[Your objective]: Write out all the lines again, precisely as they stand, but without the images.

----------------

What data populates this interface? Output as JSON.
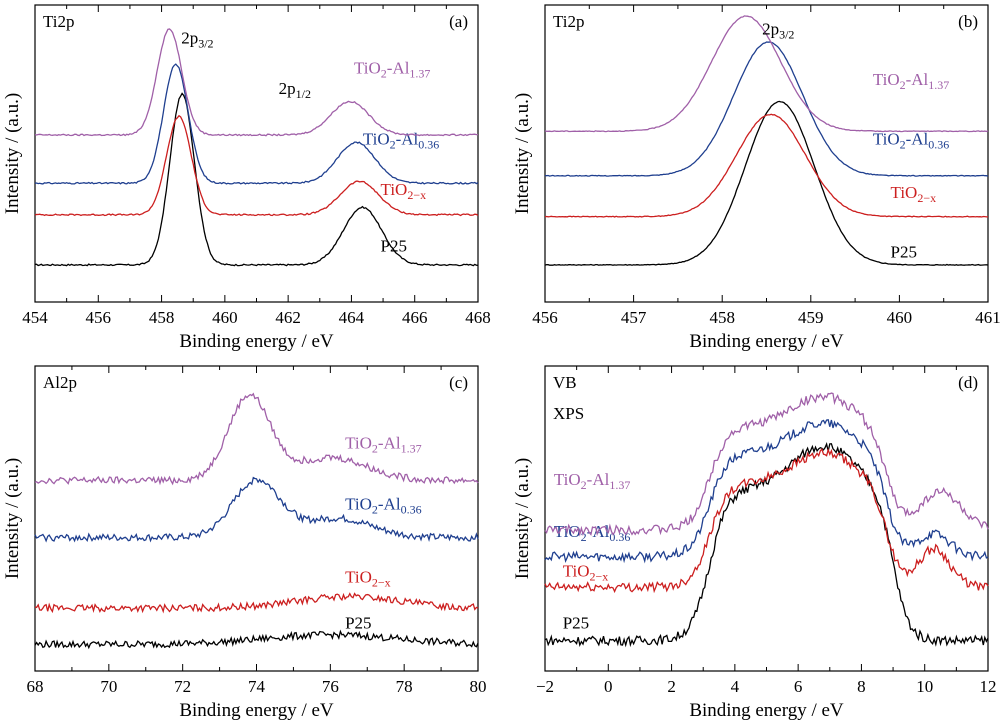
{
  "colors": {
    "P25": "#000000",
    "TiO2-x": "#cc1f1f",
    "TiO2-Al0.36": "#1f3f8f",
    "TiO2-Al1.37": "#a060a8"
  },
  "chart_data": [
    {
      "panel": "(a)",
      "type": "line",
      "corner_title": "Ti2p",
      "xlabel": "Binding energy / eV",
      "ylabel": "Intensity / (a.u.)",
      "xlim": [
        454,
        468
      ],
      "xticks": [
        "454",
        "456",
        "458",
        "460",
        "462",
        "464",
        "466",
        "468"
      ],
      "annotations": [
        {
          "text": "2p",
          "sub": "3/2",
          "x": 459.0
        },
        {
          "text": "2p",
          "sub": "1/2",
          "x": 461.6
        }
      ],
      "series": [
        {
          "name": "P25",
          "name_main": "P25",
          "name_sub": "",
          "color": "#000000",
          "baseline": 1.0,
          "peaks": [
            [
              458.65,
              4.6,
              0.55
            ],
            [
              464.35,
              1.55,
              0.85
            ]
          ]
        },
        {
          "name": "TiO2-x",
          "name_main": "TiO",
          "name_sub": "2−x",
          "color": "#cc1f1f",
          "baseline": 2.35,
          "peaks": [
            [
              458.55,
              2.65,
              0.55
            ],
            [
              464.25,
              0.9,
              0.85
            ]
          ]
        },
        {
          "name": "TiO2-Al0.36",
          "name_main": "TiO",
          "name_mid": "2",
          "name_tail": "-Al",
          "name_sub": "0.36",
          "color": "#1f3f8f",
          "baseline": 3.2,
          "peaks": [
            [
              458.45,
              3.2,
              0.55
            ],
            [
              464.15,
              1.1,
              0.85
            ]
          ]
        },
        {
          "name": "TiO2-Al1.37",
          "name_main": "TiO",
          "name_mid": "2",
          "name_tail": "-Al",
          "name_sub": "1.37",
          "color": "#a060a8",
          "baseline": 4.5,
          "peaks": [
            [
              458.25,
              2.85,
              0.55
            ],
            [
              463.95,
              0.9,
              0.85
            ]
          ]
        }
      ]
    },
    {
      "panel": "(b)",
      "type": "line",
      "corner_title": "Ti2p",
      "xlabel": "Binding energy / eV",
      "ylabel": "Intensity / (a.u.)",
      "xlim": [
        456,
        461
      ],
      "xticks": [
        "456",
        "457",
        "458",
        "459",
        "460",
        "461"
      ],
      "annotations": [
        {
          "text": "2p",
          "sub": "3/2",
          "x": 458.55
        }
      ],
      "series": [
        {
          "name": "P25",
          "name_main": "P25",
          "name_sub": "",
          "color": "#000000",
          "baseline": 1.0,
          "peaks": [
            [
              458.65,
              4.4,
              0.55
            ]
          ]
        },
        {
          "name": "TiO2-x",
          "name_main": "TiO",
          "name_sub": "2−x",
          "color": "#cc1f1f",
          "baseline": 2.3,
          "peaks": [
            [
              458.55,
              2.75,
              0.55
            ]
          ]
        },
        {
          "name": "TiO2-Al0.36",
          "name_main": "TiO",
          "name_mid": "2",
          "name_tail": "-Al",
          "name_sub": "0.36",
          "color": "#1f3f8f",
          "baseline": 3.4,
          "peaks": [
            [
              458.52,
              3.6,
              0.55
            ]
          ]
        },
        {
          "name": "TiO2-Al1.37",
          "name_main": "TiO",
          "name_mid": "2",
          "name_tail": "-Al",
          "name_sub": "1.37",
          "color": "#a060a8",
          "baseline": 4.6,
          "peaks": [
            [
              458.27,
              3.1,
              0.55
            ]
          ]
        }
      ]
    },
    {
      "panel": "(c)",
      "type": "line",
      "corner_title": "Al2p",
      "xlabel": "Binding energy / eV",
      "ylabel": "Intensity / (a.u.)",
      "xlim": [
        68,
        80
      ],
      "xticks": [
        "68",
        "70",
        "72",
        "74",
        "76",
        "78",
        "80"
      ],
      "annotations": [],
      "series": [
        {
          "name": "P25",
          "name_main": "P25",
          "name_sub": "",
          "color": "#000000",
          "baseline": 0.7,
          "peaks": [
            [
              76.0,
              0.25,
              2.5
            ]
          ]
        },
        {
          "name": "TiO2-x",
          "name_main": "TiO",
          "name_sub": "2−x",
          "color": "#cc1f1f",
          "baseline": 1.65,
          "peaks": [
            [
              76.5,
              0.3,
              2.0
            ]
          ]
        },
        {
          "name": "TiO2-Al0.36",
          "name_main": "TiO",
          "name_mid": "2",
          "name_tail": "-Al",
          "name_sub": "0.36",
          "color": "#1f3f8f",
          "baseline": 3.5,
          "peaks": [
            [
              74.0,
              1.5,
              0.9
            ],
            [
              76.2,
              0.5,
              1.3
            ]
          ]
        },
        {
          "name": "TiO2-Al1.37",
          "name_main": "TiO",
          "name_mid": "2",
          "name_tail": "-Al",
          "name_sub": "1.37",
          "color": "#a060a8",
          "baseline": 5.0,
          "peaks": [
            [
              73.8,
              2.2,
              0.8
            ],
            [
              76.0,
              0.6,
              1.4
            ]
          ]
        }
      ]
    },
    {
      "panel": "(d)",
      "type": "line",
      "corner_title": "VB",
      "corner_title2": "XPS",
      "xlabel": "Binding energy / eV",
      "ylabel": "Intensity / (a.u.)",
      "xlim": [
        -2,
        12
      ],
      "xticks": [
        "−2",
        "0",
        "2",
        "4",
        "6",
        "8",
        "10",
        "12"
      ],
      "annotations": [],
      "series": [
        {
          "name": "P25",
          "name_main": "P25",
          "name_sub": "",
          "color": "#000000",
          "baseline": 0.8,
          "vb": [
            2.5,
            9.0,
            5.1
          ]
        },
        {
          "name": "TiO2-x",
          "name_main": "TiO",
          "name_sub": "2−x",
          "color": "#cc1f1f",
          "baseline": 2.2,
          "vb": [
            2.5,
            8.8,
            3.5
          ],
          "extra": [
            [
              10.3,
              1.0,
              0.7
            ]
          ]
        },
        {
          "name": "TiO2-Al0.36",
          "name_main": "TiO",
          "name_mid": "2",
          "name_tail": "-Al",
          "name_sub": "0.36",
          "color": "#1f3f8f",
          "baseline": 3.0,
          "vb": [
            2.5,
            8.8,
            3.5
          ],
          "extra": [
            [
              10.3,
              0.6,
              0.7
            ]
          ]
        },
        {
          "name": "TiO2-Al1.37",
          "name_main": "TiO",
          "name_mid": "2",
          "name_tail": "-Al",
          "name_sub": "1.37",
          "color": "#a060a8",
          "baseline": 3.7,
          "vb": [
            2.5,
            8.8,
            3.5
          ],
          "extra": [
            [
              10.5,
              1.0,
              0.9
            ]
          ]
        }
      ]
    }
  ]
}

----------------

[Result for this task]:
What data populates this interface? Output as JSON.
{
  "colors": {
    "P25": "#000000",
    "TiO2-x": "#cc1f1f",
    "TiO2-Al0.36": "#1f3f8f",
    "TiO2-Al1.37": "#a060a8"
  },
  "chart_data": [
    {
      "panel": "(a)",
      "type": "line",
      "corner_title": "Ti2p",
      "xlabel": "Binding energy / eV",
      "ylabel": "Intensity / (a.u.)",
      "xlim": [
        454,
        468
      ],
      "xticks": [
        "454",
        "456",
        "458",
        "460",
        "462",
        "464",
        "466",
        "468"
      ],
      "annotations": [
        {
          "text": "2p",
          "sub": "3/2",
          "x": 459.0
        },
        {
          "text": "2p",
          "sub": "1/2",
          "x": 461.6
        }
      ],
      "series": [
        {
          "name": "P25",
          "name_main": "P25",
          "name_sub": "",
          "color": "#000000",
          "baseline": 1.0,
          "peaks": [
            [
              458.65,
              4.6,
              0.55
            ],
            [
              464.35,
              1.55,
              0.85
            ]
          ]
        },
        {
          "name": "TiO2-x",
          "name_main": "TiO",
          "name_sub": "2−x",
          "color": "#cc1f1f",
          "baseline": 2.35,
          "peaks": [
            [
              458.55,
              2.65,
              0.55
            ],
            [
              464.25,
              0.9,
              0.85
            ]
          ]
        },
        {
          "name": "TiO2-Al0.36",
          "name_main": "TiO",
          "name_mid": "2",
          "name_tail": "-Al",
          "name_sub": "0.36",
          "color": "#1f3f8f",
          "baseline": 3.2,
          "peaks": [
            [
              458.45,
              3.2,
              0.55
            ],
            [
              464.15,
              1.1,
              0.85
            ]
          ]
        },
        {
          "name": "TiO2-Al1.37",
          "name_main": "TiO",
          "name_mid": "2",
          "name_tail": "-Al",
          "name_sub": "1.37",
          "color": "#a060a8",
          "baseline": 4.5,
          "peaks": [
            [
              458.25,
              2.85,
              0.55
            ],
            [
              463.95,
              0.9,
              0.85
            ]
          ]
        }
      ]
    },
    {
      "panel": "(b)",
      "type": "line",
      "corner_title": "Ti2p",
      "xlabel": "Binding energy / eV",
      "ylabel": "Intensity / (a.u.)",
      "xlim": [
        456,
        461
      ],
      "xticks": [
        "456",
        "457",
        "458",
        "459",
        "460",
        "461"
      ],
      "annotations": [
        {
          "text": "2p",
          "sub": "3/2",
          "x": 458.55
        }
      ],
      "series": [
        {
          "name": "P25",
          "name_main": "P25",
          "name_sub": "",
          "color": "#000000",
          "baseline": 1.0,
          "peaks": [
            [
              458.65,
              4.4,
              0.55
            ]
          ]
        },
        {
          "name": "TiO2-x",
          "name_main": "TiO",
          "name_sub": "2−x",
          "color": "#cc1f1f",
          "baseline": 2.3,
          "peaks": [
            [
              458.55,
              2.75,
              0.55
            ]
          ]
        },
        {
          "name": "TiO2-Al0.36",
          "name_main": "TiO",
          "name_mid": "2",
          "name_tail": "-Al",
          "name_sub": "0.36",
          "color": "#1f3f8f",
          "baseline": 3.4,
          "peaks": [
            [
              458.52,
              3.6,
              0.55
            ]
          ]
        },
        {
          "name": "TiO2-Al1.37",
          "name_main": "TiO",
          "name_mid": "2",
          "name_tail": "-Al",
          "name_sub": "1.37",
          "color": "#a060a8",
          "baseline": 4.6,
          "peaks": [
            [
              458.27,
              3.1,
              0.55
            ]
          ]
        }
      ]
    },
    {
      "panel": "(c)",
      "type": "line",
      "corner_title": "Al2p",
      "xlabel": "Binding energy / eV",
      "ylabel": "Intensity / (a.u.)",
      "xlim": [
        68,
        80
      ],
      "xticks": [
        "68",
        "70",
        "72",
        "74",
        "76",
        "78",
        "80"
      ],
      "annotations": [],
      "series": [
        {
          "name": "P25",
          "name_main": "P25",
          "name_sub": "",
          "color": "#000000",
          "baseline": 0.7,
          "peaks": [
            [
              76.0,
              0.25,
              2.5
            ]
          ]
        },
        {
          "name": "TiO2-x",
          "name_main": "TiO",
          "name_sub": "2−x",
          "color": "#cc1f1f",
          "baseline": 1.65,
          "peaks": [
            [
              76.5,
              0.3,
              2.0
            ]
          ]
        },
        {
          "name": "TiO2-Al0.36",
          "name_main": "TiO",
          "name_mid": "2",
          "name_tail": "-Al",
          "name_sub": "0.36",
          "color": "#1f3f8f",
          "baseline": 3.5,
          "peaks": [
            [
              74.0,
              1.5,
              0.9
            ],
            [
              76.2,
              0.5,
              1.3
            ]
          ]
        },
        {
          "name": "TiO2-Al1.37",
          "name_main": "TiO",
          "name_mid": "2",
          "name_tail": "-Al",
          "name_sub": "1.37",
          "color": "#a060a8",
          "baseline": 5.0,
          "peaks": [
            [
              73.8,
              2.2,
              0.8
            ],
            [
              76.0,
              0.6,
              1.4
            ]
          ]
        }
      ]
    },
    {
      "panel": "(d)",
      "type": "line",
      "corner_title": "VB",
      "corner_title2": "XPS",
      "xlabel": "Binding energy / eV",
      "ylabel": "Intensity / (a.u.)",
      "xlim": [
        -2,
        12
      ],
      "xticks": [
        "−2",
        "0",
        "2",
        "4",
        "6",
        "8",
        "10",
        "12"
      ],
      "annotations": [],
      "series": [
        {
          "name": "P25",
          "name_main": "P25",
          "name_sub": "",
          "color": "#000000",
          "baseline": 0.8,
          "vb": [
            2.5,
            9.0,
            5.1
          ]
        },
        {
          "name": "TiO2-x",
          "name_main": "TiO",
          "name_sub": "2−x",
          "color": "#cc1f1f",
          "baseline": 2.2,
          "vb": [
            2.5,
            8.8,
            3.5
          ],
          "extra": [
            [
              10.3,
              1.0,
              0.7
            ]
          ]
        },
        {
          "name": "TiO2-Al0.36",
          "name_main": "TiO",
          "name_mid": "2",
          "name_tail": "-Al",
          "name_sub": "0.36",
          "color": "#1f3f8f",
          "baseline": 3.0,
          "vb": [
            2.5,
            8.8,
            3.5
          ],
          "extra": [
            [
              10.3,
              0.6,
              0.7
            ]
          ]
        },
        {
          "name": "TiO2-Al1.37",
          "name_main": "TiO",
          "name_mid": "2",
          "name_tail": "-Al",
          "name_sub": "1.37",
          "color": "#a060a8",
          "baseline": 3.7,
          "vb": [
            2.5,
            8.8,
            3.5
          ],
          "extra": [
            [
              10.5,
              1.0,
              0.9
            ]
          ]
        }
      ]
    }
  ]
}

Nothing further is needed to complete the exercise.